Stored data:
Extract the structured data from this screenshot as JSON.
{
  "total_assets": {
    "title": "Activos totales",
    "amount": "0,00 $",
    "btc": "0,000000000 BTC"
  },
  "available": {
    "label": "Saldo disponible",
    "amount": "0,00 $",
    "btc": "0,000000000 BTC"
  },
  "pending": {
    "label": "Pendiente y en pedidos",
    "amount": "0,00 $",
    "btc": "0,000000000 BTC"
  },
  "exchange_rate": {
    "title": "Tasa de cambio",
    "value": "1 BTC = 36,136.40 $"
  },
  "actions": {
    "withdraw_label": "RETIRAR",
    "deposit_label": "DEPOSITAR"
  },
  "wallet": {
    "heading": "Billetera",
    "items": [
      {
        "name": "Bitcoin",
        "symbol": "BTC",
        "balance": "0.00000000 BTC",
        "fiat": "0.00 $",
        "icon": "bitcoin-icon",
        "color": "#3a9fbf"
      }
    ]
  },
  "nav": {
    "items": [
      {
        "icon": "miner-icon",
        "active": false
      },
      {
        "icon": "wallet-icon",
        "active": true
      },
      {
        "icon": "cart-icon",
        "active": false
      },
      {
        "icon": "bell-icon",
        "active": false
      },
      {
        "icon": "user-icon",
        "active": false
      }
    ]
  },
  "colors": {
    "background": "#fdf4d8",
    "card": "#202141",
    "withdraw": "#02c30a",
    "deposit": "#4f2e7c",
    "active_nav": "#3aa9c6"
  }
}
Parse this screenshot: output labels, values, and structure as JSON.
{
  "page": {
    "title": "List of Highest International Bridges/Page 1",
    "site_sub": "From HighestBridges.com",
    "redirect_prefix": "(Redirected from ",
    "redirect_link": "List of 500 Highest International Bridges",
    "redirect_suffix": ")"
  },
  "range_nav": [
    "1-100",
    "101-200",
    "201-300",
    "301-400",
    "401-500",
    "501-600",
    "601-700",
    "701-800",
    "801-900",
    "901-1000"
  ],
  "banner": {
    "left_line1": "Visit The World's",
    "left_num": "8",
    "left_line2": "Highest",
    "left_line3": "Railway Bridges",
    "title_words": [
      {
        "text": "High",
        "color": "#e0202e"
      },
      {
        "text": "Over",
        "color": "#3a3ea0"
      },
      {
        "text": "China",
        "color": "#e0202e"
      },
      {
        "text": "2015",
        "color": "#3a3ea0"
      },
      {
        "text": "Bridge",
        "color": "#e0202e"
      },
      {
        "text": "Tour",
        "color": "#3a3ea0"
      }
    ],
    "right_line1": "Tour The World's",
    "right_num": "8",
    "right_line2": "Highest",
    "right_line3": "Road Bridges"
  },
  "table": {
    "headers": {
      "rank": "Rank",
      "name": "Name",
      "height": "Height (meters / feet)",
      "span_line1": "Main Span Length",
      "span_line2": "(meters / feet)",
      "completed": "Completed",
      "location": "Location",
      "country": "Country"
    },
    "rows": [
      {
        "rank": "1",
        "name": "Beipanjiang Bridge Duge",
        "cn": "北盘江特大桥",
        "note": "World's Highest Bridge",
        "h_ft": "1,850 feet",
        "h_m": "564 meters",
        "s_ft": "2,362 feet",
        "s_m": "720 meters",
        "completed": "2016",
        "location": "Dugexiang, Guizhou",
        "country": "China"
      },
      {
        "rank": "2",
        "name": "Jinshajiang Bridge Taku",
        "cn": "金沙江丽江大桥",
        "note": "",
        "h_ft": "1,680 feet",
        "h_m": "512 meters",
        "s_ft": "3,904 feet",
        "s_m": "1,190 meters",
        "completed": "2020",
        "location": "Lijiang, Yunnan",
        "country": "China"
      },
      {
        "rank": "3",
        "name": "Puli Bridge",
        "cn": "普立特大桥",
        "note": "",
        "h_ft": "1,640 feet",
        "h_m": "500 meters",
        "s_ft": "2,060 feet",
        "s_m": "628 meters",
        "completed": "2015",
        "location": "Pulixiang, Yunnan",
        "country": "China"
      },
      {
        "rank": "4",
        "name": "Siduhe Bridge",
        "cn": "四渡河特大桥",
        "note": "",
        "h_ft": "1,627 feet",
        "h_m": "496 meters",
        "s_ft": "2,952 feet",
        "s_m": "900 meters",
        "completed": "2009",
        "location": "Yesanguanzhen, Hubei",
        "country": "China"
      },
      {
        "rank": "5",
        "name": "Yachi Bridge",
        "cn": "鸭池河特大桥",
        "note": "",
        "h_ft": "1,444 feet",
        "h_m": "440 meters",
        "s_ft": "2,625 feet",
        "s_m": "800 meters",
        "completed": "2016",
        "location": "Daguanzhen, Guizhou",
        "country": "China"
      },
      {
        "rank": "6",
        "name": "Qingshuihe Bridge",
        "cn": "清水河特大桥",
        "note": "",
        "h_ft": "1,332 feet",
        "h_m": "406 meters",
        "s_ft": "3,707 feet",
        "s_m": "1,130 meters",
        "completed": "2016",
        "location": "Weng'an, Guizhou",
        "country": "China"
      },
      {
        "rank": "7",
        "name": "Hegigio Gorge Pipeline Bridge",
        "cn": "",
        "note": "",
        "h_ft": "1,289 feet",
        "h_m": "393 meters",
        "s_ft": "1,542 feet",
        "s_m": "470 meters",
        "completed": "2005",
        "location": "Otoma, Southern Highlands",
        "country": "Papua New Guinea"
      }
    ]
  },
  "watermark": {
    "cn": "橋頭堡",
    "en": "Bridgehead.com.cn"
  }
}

Task directions: From the listing above, copy every line that includes the word "rank".

Result:
      "rank": "Rank",
        "rank": "1",
        "rank": "2",
        "rank": "3",
        "rank": "4",
        "rank": "5",
        "rank": "6",
        "rank": "7",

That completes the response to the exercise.